| Exercise directions |
Without omitting anything, return the records precisely as given.

** start of Source records **

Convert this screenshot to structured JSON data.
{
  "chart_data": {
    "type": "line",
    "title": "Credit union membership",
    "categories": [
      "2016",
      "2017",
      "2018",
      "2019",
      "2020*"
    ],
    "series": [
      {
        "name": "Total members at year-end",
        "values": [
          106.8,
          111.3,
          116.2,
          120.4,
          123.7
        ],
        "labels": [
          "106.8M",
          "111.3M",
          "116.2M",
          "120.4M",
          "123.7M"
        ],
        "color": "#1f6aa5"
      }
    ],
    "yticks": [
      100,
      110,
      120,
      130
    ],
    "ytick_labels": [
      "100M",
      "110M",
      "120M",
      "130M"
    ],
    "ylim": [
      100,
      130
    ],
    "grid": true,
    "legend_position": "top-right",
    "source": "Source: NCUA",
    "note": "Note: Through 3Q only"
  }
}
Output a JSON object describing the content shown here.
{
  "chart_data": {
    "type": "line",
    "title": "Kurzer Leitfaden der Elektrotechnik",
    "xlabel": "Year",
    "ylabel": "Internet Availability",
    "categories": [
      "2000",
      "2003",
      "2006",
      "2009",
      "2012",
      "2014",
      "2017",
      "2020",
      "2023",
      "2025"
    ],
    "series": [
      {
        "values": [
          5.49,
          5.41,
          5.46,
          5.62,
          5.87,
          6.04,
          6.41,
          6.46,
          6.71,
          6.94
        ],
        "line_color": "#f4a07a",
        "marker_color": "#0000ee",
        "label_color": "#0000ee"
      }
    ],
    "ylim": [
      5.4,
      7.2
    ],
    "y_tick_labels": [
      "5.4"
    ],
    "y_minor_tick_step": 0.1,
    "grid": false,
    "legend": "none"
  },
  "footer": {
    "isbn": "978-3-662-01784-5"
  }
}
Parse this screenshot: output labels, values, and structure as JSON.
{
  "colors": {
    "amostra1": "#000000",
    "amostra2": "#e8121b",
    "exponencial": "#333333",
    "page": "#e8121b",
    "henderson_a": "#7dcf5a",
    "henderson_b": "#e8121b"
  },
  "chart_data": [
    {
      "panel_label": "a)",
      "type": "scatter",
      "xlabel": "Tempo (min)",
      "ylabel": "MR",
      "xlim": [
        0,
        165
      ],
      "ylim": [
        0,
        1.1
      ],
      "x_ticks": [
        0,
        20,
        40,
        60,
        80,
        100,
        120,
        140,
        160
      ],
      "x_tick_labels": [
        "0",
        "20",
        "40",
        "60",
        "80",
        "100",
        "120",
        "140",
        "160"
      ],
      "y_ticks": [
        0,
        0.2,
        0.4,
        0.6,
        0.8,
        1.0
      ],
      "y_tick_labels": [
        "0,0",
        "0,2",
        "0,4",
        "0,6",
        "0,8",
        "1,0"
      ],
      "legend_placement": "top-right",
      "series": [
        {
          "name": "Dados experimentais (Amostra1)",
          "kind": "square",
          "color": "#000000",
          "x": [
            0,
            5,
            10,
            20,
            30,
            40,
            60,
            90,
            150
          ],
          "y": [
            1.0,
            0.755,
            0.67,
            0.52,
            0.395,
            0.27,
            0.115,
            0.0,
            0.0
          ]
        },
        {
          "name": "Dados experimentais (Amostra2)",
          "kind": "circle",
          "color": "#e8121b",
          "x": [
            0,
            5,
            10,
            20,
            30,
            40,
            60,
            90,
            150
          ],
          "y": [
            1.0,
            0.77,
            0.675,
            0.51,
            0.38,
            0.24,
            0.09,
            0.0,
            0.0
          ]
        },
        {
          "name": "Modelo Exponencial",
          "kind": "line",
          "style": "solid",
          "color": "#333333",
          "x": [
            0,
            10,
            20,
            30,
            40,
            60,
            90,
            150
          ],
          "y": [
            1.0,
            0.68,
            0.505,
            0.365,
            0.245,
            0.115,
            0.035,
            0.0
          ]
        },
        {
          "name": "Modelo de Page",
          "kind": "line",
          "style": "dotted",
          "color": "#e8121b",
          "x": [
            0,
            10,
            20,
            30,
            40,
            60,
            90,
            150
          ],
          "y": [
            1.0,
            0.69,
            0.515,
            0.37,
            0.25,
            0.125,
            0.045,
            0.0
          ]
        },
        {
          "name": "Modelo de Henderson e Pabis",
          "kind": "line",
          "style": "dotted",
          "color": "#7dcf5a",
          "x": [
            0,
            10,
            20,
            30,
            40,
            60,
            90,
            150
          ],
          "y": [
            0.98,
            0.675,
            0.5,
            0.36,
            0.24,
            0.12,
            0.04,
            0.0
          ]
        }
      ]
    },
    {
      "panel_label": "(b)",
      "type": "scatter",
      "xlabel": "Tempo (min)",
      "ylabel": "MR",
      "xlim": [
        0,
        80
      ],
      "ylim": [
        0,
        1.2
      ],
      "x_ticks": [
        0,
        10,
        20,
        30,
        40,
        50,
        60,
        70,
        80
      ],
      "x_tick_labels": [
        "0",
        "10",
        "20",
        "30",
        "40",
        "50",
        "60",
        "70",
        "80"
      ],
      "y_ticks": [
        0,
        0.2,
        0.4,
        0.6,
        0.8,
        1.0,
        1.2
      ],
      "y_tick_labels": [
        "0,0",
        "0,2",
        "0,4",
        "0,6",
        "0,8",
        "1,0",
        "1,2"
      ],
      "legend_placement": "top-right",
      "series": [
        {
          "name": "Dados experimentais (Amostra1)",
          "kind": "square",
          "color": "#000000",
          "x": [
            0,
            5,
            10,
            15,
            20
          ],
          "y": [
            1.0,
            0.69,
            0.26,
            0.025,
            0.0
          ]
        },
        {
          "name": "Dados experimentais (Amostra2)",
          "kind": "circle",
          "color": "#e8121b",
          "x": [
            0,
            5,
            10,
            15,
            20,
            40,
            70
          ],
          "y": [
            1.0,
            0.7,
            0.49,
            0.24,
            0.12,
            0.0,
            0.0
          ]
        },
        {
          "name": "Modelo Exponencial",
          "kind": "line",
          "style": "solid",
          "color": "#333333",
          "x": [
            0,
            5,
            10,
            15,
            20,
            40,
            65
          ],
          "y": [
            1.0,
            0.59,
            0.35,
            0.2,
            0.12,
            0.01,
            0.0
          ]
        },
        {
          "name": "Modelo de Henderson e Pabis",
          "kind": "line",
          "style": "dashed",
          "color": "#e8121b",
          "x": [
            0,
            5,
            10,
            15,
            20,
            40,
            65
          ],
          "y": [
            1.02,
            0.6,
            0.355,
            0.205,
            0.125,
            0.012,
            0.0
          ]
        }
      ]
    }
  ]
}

** end of Source records **

| Reply |
Convert this screenshot to structured JSON data.
{
  "chart_data": {
    "type": "line",
    "title": "Credit union membership",
    "categories": [
      "2016",
      "2017",
      "2018",
      "2019",
      "2020*"
    ],
    "series": [
      {
        "name": "Total members at year-end",
        "values": [
          106.8,
          111.3,
          116.2,
          120.4,
          123.7
        ],
        "labels": [
          "106.8M",
          "111.3M",
          "116.2M",
          "120.4M",
          "123.7M"
        ],
        "color": "#1f6aa5"
      }
    ],
    "yticks": [
      100,
      110,
      120,
      130
    ],
    "ytick_labels": [
      "100M",
      "110M",
      "120M",
      "130M"
    ],
    "ylim": [
      100,
      130
    ],
    "grid": true,
    "legend_position": "top-right",
    "source": "Source: NCUA",
    "note": "Note: Through 3Q only"
  }
}
Output a JSON object describing the content shown here.
{
  "chart_data": {
    "type": "line",
    "title": "Kurzer Leitfaden der Elektrotechnik",
    "xlabel": "Year",
    "ylabel": "Internet Availability",
    "categories": [
      "2000",
      "2003",
      "2006",
      "2009",
      "2012",
      "2014",
      "2017",
      "2020",
      "2023",
      "2025"
    ],
    "series": [
      {
        "values": [
          5.49,
          5.41,
          5.46,
          5.62,
          5.87,
          6.04,
          6.41,
          6.46,
          6.71,
          6.94
        ],
        "line_color": "#f4a07a",
        "marker_color": "#0000ee",
        "label_color": "#0000ee"
      }
    ],
    "ylim": [
      5.4,
      7.2
    ],
    "y_tick_labels": [
      "5.4"
    ],
    "y_minor_tick_step": 0.1,
    "grid": false,
    "legend": "none"
  },
  "footer": {
    "isbn": "978-3-662-01784-5"
  }
}
Parse this screenshot: output labels, values, and structure as JSON.
{
  "colors": {
    "amostra1": "#000000",
    "amostra2": "#e8121b",
    "exponencial": "#333333",
    "page": "#e8121b",
    "henderson_a": "#7dcf5a",
    "henderson_b": "#e8121b"
  },
  "chart_data": [
    {
      "panel_label": "a)",
      "type": "scatter",
      "xlabel": "Tempo (min)",
      "ylabel": "MR",
      "xlim": [
        0,
        165
      ],
      "ylim": [
        0,
        1.1
      ],
      "x_ticks": [
        0,
        20,
        40,
        60,
        80,
        100,
        120,
        140,
        160
      ],
      "x_tick_labels": [
        "0",
        "20",
        "40",
        "60",
        "80",
        "100",
        "120",
        "140",
        "160"
      ],
      "y_ticks": [
        0,
        0.2,
        0.4,
        0.6,
        0.8,
        1.0
      ],
      "y_tick_labels": [
        "0,0",
        "0,2",
        "0,4",
        "0,6",
        "0,8",
        "1,0"
      ],
      "legend_placement": "top-right",
      "series": [
        {
          "name": "Dados experimentais (Amostra1)",
          "kind": "square",
          "color": "#000000",
          "x": [
            0,
            5,
            10,
            20,
            30,
            40,
            60,
            90,
            150
          ],
          "y": [
            1.0,
            0.755,
            0.67,
            0.52,
            0.395,
            0.27,
            0.115,
            0.0,
            0.0
          ]
        },
        {
          "name": "Dados experimentais (Amostra2)",
          "kind": "circle",
          "color": "#e8121b",
          "x": [
            0,
            5,
            10,
            20,
            30,
            40,
            60,
            90,
            150
          ],
          "y": [
            1.0,
            0.77,
            0.675,
            0.51,
            0.38,
            0.24,
            0.09,
            0.0,
            0.0
          ]
        },
        {
          "name": "Modelo Exponencial",
          "kind": "line",
          "style": "solid",
          "color": "#333333",
          "x": [
            0,
            10,
            20,
            30,
            40,
            60,
            90,
            150
          ],
          "y": [
            1.0,
            0.68,
            0.505,
            0.365,
            0.245,
            0.115,
            0.035,
            0.0
          ]
        },
        {
          "name": "Modelo de Page",
          "kind": "line",
          "style": "dotted",
          "color": "#e8121b",
          "x": [
            0,
            10,
            20,
            30,
            40,
            60,
            90,
            150
          ],
          "y": [
            1.0,
            0.69,
            0.515,
            0.37,
            0.25,
            0.125,
            0.045,
            0.0
          ]
        },
        {
          "name": "Modelo de Henderson e Pabis",
          "kind": "line",
          "style": "dotted",
          "color": "#7dcf5a",
          "x": [
            0,
            10,
            20,
            30,
            40,
            60,
            90,
            150
          ],
          "y": [
            0.98,
            0.675,
            0.5,
            0.36,
            0.24,
            0.12,
            0.04,
            0.0
          ]
        }
      ]
    },
    {
      "panel_label": "(b)",
      "type": "scatter",
      "xlabel": "Tempo (min)",
      "ylabel": "MR",
      "xlim": [
        0,
        80
      ],
      "ylim": [
        0,
        1.2
      ],
      "x_ticks": [
        0,
        10,
        20,
        30,
        40,
        50,
        60,
        70,
        80
      ],
      "x_tick_labels": [
        "0",
        "10",
        "20",
        "30",
        "40",
        "50",
        "60",
        "70",
        "80"
      ],
      "y_ticks": [
        0,
        0.2,
        0.4,
        0.6,
        0.8,
        1.0,
        1.2
      ],
      "y_tick_labels": [
        "0,0",
        "0,2",
        "0,4",
        "0,6",
        "0,8",
        "1,0",
        "1,2"
      ],
      "legend_placement": "top-right",
      "series": [
        {
          "name": "Dados experimentais (Amostra1)",
          "kind": "square",
          "color": "#000000",
          "x": [
            0,
            5,
            10,
            15,
            20
          ],
          "y": [
            1.0,
            0.69,
            0.26,
            0.025,
            0.0
          ]
        },
        {
          "name": "Dados experimentais (Amostra2)",
          "kind": "circle",
          "color": "#e8121b",
          "x": [
            0,
            5,
            10,
            15,
            20,
            40,
            70
          ],
          "y": [
            1.0,
            0.7,
            0.49,
            0.24,
            0.12,
            0.0,
            0.0
          ]
        },
        {
          "name": "Modelo Exponencial",
          "kind": "line",
          "style": "solid",
          "color": "#333333",
          "x": [
            0,
            5,
            10,
            15,
            20,
            40,
            65
          ],
          "y": [
            1.0,
            0.59,
            0.35,
            0.2,
            0.12,
            0.01,
            0.0
          ]
        },
        {
          "name": "Modelo de Henderson e Pabis",
          "kind": "line",
          "style": "dashed",
          "color": "#e8121b",
          "x": [
            0,
            5,
            10,
            15,
            20,
            40,
            65
          ],
          "y": [
            1.02,
            0.6,
            0.355,
            0.205,
            0.125,
            0.012,
            0.0
          ]
        }
      ]
    }
  ]
}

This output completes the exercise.